Look through the records and copy each line that has "name" in it.

Dataset entries on figures:
================================
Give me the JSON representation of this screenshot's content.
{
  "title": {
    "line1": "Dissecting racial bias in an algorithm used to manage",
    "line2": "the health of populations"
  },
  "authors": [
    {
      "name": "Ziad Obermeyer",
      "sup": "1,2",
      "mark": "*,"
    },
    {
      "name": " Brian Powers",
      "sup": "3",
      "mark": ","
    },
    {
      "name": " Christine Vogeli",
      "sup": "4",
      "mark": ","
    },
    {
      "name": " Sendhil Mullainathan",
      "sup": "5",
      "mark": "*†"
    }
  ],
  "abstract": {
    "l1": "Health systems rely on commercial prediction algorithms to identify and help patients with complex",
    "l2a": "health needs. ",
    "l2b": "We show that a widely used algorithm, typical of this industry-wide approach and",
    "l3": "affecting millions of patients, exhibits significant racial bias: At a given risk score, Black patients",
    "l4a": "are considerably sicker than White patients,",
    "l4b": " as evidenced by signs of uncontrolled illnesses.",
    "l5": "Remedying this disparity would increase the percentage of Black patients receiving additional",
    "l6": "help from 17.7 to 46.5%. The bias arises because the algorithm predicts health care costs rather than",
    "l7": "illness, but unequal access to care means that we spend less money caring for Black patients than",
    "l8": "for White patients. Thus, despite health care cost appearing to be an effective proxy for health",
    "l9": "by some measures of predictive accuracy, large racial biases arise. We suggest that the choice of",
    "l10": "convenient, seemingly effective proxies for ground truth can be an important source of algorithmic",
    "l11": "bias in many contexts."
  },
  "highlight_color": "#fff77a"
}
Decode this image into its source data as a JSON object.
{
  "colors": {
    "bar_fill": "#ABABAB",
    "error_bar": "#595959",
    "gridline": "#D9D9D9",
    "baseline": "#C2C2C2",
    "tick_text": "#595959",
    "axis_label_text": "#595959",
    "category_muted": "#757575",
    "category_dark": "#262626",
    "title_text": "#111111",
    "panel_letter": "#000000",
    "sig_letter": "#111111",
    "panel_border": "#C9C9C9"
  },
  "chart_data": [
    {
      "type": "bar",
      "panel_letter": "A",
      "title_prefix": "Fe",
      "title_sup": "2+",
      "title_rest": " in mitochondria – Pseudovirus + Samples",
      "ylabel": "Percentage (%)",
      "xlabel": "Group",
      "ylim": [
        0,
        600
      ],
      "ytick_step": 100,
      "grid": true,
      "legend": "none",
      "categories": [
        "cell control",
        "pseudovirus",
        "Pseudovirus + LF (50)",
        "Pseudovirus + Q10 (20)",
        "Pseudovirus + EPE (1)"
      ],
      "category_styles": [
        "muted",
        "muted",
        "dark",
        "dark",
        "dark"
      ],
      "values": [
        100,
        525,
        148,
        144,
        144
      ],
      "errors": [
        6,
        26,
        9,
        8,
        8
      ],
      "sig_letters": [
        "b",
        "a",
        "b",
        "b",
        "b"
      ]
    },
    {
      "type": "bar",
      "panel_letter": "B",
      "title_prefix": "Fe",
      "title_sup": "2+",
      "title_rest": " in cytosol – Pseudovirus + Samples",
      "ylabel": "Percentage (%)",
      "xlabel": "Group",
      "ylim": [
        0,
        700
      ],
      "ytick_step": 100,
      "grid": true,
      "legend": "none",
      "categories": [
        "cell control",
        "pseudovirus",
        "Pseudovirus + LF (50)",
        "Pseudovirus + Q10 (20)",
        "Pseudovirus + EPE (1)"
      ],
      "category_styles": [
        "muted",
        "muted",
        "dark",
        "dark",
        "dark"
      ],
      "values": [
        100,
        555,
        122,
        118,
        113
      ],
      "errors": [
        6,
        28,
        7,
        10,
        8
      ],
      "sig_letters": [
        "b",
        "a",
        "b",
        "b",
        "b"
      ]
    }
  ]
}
================================
RESPONSE BELOW:
      "name": "Ziad Obermeyer",
      "name": " Brian Powers",
      "name": " Christine Vogeli",
      "name": " Sendhil Mullainathan",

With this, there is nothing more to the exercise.